◆ Goal ◆
Please report every line from the material that contains the word "Reporting".
# # # # # # #
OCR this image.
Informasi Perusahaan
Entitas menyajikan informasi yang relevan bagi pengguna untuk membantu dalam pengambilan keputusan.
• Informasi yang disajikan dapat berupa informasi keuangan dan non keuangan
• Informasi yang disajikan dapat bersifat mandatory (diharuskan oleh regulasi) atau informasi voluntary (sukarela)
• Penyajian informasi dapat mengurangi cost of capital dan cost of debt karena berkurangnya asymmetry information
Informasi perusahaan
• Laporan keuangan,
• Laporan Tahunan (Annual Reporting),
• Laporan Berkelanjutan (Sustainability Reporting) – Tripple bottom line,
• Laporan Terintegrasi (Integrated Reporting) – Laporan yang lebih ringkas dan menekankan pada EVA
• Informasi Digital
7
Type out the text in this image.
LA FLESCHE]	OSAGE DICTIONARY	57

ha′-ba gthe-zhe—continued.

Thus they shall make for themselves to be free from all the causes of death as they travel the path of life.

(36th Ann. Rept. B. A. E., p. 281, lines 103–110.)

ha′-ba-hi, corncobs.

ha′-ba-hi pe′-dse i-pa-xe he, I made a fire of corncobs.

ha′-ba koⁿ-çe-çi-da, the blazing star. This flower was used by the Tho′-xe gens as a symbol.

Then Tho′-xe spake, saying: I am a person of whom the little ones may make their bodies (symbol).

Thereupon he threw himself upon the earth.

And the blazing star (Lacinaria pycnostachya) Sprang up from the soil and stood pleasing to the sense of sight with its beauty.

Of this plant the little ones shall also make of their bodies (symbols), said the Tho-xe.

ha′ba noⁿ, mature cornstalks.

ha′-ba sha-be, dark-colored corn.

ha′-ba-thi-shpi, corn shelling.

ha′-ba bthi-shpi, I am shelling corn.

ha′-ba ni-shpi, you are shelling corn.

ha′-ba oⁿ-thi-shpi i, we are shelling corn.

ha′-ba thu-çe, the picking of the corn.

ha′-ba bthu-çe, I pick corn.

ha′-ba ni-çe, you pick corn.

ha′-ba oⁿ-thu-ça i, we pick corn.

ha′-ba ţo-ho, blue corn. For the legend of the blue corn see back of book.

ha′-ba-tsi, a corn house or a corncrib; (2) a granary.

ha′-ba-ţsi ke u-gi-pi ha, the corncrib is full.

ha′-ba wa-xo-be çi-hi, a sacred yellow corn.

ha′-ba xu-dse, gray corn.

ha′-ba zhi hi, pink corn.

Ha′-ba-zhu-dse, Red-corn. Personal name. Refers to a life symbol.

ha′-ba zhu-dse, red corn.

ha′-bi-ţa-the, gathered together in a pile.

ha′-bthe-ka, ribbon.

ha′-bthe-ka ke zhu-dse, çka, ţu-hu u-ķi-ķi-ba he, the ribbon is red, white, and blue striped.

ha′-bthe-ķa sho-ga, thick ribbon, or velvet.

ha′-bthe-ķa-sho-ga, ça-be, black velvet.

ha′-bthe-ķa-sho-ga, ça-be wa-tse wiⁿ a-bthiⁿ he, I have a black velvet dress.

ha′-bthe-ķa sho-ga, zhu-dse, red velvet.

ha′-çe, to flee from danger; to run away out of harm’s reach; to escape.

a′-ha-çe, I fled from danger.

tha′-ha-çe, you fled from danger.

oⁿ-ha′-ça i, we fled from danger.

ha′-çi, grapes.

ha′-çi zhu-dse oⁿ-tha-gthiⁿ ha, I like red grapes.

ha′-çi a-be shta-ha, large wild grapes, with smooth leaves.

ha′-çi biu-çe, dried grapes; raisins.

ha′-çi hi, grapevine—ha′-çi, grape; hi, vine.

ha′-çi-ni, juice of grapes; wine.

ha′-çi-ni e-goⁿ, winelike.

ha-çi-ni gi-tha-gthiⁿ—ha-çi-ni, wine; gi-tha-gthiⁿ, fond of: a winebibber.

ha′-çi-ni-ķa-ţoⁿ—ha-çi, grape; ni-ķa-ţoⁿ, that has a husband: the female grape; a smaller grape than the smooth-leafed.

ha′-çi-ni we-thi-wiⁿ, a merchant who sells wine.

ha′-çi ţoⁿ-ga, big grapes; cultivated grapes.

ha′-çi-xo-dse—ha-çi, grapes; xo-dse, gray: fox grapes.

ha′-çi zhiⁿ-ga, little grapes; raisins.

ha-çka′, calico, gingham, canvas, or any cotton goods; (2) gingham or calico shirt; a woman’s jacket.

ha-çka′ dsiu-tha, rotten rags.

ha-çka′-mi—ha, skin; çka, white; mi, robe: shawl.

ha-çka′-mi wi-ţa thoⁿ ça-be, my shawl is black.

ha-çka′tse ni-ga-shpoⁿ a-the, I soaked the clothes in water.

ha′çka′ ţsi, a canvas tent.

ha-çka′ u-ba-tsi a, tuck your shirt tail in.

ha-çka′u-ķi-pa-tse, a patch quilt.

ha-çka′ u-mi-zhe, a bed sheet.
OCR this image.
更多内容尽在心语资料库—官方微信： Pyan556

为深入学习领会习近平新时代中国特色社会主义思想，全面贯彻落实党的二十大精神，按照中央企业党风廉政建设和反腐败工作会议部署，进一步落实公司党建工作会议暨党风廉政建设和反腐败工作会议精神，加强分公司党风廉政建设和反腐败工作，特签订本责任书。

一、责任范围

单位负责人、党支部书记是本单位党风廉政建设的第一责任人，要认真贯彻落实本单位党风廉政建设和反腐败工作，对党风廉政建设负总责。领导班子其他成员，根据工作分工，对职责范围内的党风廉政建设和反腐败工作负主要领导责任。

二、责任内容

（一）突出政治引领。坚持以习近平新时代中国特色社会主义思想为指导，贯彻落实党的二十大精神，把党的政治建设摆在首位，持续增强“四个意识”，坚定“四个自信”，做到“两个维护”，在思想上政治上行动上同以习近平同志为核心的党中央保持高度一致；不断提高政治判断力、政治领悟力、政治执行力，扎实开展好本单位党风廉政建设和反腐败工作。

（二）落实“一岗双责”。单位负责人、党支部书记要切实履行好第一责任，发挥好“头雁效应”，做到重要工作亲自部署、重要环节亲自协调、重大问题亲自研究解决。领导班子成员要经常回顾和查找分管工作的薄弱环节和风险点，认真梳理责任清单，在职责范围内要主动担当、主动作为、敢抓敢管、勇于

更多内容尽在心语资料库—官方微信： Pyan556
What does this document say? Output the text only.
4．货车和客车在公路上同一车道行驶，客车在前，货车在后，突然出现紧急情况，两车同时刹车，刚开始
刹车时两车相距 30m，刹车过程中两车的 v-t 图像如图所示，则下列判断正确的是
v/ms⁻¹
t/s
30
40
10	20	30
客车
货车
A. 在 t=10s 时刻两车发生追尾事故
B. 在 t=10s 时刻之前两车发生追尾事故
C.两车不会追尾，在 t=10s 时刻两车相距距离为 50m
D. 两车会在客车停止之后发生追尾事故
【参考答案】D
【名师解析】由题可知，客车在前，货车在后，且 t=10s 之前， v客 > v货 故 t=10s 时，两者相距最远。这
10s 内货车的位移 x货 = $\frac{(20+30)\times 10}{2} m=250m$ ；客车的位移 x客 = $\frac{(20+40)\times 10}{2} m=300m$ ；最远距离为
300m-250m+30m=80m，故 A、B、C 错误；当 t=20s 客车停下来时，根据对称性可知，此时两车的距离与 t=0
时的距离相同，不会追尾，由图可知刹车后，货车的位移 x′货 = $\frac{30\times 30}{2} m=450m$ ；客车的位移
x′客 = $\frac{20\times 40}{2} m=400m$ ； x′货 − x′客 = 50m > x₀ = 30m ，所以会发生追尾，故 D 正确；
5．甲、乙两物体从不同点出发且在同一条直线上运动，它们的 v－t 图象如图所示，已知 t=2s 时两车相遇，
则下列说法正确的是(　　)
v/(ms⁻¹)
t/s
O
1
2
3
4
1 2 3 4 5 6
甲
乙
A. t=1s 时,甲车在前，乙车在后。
# # # # # # #
◆ Written answer ◆
• Laporan Tahunan (Annual Reporting),
• Laporan Berkelanjutan (Sustainability Reporting) – Tripple bottom line,
• Laporan Terintegrasi (Integrated Reporting) – Laporan yang lebih ringkas dan menekankan pada EVA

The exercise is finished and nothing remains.